§ **PROBLEM DETAILS**
Extract all lines from the data beneath that include the word "delivery".

--- begin ---

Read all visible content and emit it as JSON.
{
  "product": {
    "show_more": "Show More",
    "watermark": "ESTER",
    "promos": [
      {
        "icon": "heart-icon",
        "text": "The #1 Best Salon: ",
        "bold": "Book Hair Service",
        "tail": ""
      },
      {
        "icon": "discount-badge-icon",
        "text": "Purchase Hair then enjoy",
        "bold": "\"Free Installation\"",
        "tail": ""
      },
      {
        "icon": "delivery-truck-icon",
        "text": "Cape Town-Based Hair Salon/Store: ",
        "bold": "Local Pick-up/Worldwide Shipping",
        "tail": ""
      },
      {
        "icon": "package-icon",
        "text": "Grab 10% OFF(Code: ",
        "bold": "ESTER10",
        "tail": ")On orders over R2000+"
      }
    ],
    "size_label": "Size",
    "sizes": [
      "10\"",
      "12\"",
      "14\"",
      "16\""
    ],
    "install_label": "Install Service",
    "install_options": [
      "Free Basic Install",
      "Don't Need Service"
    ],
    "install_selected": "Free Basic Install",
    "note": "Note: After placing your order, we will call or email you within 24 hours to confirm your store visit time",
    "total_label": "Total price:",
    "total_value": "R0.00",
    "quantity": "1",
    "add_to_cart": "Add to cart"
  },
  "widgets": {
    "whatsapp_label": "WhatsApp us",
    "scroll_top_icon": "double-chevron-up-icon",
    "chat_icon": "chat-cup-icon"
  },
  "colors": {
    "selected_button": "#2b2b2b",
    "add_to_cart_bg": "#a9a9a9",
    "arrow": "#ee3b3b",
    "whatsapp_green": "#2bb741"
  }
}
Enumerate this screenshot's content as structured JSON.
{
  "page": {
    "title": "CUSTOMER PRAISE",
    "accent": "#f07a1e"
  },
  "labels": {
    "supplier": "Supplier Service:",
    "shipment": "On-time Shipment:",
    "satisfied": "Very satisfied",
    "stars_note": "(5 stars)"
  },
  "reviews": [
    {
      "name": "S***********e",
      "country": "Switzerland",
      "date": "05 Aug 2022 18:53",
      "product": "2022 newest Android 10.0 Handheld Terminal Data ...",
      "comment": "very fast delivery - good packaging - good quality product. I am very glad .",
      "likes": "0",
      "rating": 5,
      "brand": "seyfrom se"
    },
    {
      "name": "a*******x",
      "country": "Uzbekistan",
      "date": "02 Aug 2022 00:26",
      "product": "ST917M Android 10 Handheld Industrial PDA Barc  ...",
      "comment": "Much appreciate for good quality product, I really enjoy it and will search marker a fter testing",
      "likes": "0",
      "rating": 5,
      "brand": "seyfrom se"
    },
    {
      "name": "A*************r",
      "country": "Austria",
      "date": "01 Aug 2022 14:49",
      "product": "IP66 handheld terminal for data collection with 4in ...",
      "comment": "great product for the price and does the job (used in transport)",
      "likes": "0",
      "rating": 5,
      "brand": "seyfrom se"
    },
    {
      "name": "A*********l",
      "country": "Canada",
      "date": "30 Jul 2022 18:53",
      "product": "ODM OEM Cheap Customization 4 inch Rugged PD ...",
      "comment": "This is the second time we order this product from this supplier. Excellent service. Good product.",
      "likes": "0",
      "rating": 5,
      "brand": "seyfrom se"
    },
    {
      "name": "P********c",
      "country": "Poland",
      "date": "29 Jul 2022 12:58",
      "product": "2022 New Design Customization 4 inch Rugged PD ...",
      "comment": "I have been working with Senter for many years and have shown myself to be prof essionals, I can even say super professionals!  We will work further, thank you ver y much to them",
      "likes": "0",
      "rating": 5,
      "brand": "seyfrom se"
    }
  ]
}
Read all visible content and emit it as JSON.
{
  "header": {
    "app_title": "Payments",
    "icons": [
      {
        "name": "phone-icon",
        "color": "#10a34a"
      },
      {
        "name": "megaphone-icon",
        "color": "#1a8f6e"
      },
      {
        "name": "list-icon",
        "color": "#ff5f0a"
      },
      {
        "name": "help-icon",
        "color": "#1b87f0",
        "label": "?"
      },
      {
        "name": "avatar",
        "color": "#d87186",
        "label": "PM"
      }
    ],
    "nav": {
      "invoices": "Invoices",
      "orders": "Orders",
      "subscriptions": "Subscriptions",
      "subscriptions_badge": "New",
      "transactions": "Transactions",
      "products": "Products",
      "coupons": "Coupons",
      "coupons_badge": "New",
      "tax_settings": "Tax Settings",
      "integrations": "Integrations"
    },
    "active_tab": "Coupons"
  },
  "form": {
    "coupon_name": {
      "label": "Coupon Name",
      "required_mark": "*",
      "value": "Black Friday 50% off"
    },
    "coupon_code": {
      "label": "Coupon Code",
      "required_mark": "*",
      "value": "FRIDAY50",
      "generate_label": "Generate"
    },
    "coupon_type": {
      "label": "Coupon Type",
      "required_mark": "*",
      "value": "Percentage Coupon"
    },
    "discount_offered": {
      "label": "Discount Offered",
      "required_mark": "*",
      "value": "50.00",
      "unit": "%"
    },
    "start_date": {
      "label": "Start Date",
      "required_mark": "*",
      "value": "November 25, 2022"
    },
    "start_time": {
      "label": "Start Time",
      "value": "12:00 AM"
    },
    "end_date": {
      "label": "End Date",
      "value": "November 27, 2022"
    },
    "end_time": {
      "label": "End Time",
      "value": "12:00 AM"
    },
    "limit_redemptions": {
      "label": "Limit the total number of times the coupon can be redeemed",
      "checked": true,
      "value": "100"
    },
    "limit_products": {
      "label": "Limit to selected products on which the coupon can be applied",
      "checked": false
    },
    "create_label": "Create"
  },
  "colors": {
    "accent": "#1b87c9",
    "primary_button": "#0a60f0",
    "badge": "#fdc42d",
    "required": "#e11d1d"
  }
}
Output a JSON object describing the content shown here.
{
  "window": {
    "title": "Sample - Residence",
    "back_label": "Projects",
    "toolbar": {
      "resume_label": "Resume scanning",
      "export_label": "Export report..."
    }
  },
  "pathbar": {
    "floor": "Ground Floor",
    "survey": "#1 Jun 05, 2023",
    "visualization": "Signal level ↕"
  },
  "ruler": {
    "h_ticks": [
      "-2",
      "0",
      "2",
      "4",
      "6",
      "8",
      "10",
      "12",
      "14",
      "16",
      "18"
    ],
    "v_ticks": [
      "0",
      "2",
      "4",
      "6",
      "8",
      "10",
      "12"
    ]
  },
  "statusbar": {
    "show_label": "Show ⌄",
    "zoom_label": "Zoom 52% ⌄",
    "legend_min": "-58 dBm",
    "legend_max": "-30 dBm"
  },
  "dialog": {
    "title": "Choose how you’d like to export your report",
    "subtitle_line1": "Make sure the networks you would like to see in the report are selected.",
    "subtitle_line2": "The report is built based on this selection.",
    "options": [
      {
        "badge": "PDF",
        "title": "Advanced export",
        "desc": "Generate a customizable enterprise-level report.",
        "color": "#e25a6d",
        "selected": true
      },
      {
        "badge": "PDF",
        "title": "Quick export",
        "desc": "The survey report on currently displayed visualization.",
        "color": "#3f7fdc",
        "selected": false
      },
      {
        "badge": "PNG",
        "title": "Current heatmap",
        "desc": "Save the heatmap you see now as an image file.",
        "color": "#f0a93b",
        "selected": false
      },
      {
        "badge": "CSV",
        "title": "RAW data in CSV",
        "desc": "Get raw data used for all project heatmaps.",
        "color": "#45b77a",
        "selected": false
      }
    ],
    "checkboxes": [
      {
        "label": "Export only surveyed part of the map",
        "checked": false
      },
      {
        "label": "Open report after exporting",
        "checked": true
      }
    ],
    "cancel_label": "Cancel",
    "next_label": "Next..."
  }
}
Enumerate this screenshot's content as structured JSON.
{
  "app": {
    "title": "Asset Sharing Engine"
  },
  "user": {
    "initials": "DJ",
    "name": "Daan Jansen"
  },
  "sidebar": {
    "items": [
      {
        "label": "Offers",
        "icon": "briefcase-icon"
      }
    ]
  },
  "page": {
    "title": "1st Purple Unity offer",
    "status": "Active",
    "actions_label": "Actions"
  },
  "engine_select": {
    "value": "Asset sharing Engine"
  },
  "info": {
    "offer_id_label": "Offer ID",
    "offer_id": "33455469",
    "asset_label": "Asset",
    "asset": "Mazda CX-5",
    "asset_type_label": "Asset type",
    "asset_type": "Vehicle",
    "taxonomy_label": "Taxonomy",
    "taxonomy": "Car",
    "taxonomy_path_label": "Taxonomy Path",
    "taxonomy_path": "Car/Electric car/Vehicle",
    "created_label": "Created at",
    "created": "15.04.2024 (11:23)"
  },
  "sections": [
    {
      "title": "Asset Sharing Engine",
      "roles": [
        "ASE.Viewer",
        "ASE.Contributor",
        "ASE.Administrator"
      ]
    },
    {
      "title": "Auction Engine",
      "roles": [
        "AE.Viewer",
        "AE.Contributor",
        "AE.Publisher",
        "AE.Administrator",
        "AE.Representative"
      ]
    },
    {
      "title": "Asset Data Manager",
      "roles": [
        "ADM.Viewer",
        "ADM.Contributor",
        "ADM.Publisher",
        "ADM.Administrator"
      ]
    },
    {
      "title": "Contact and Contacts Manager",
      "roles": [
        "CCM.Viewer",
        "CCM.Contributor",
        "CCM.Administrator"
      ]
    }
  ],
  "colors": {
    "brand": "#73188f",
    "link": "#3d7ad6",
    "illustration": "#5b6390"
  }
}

--- end ---

§ **ANSWER TO THIS TASK**
        "icon": "delivery-truck-icon",
      "comment": "very fast delivery - good packaging - good quality product. I am very glad .",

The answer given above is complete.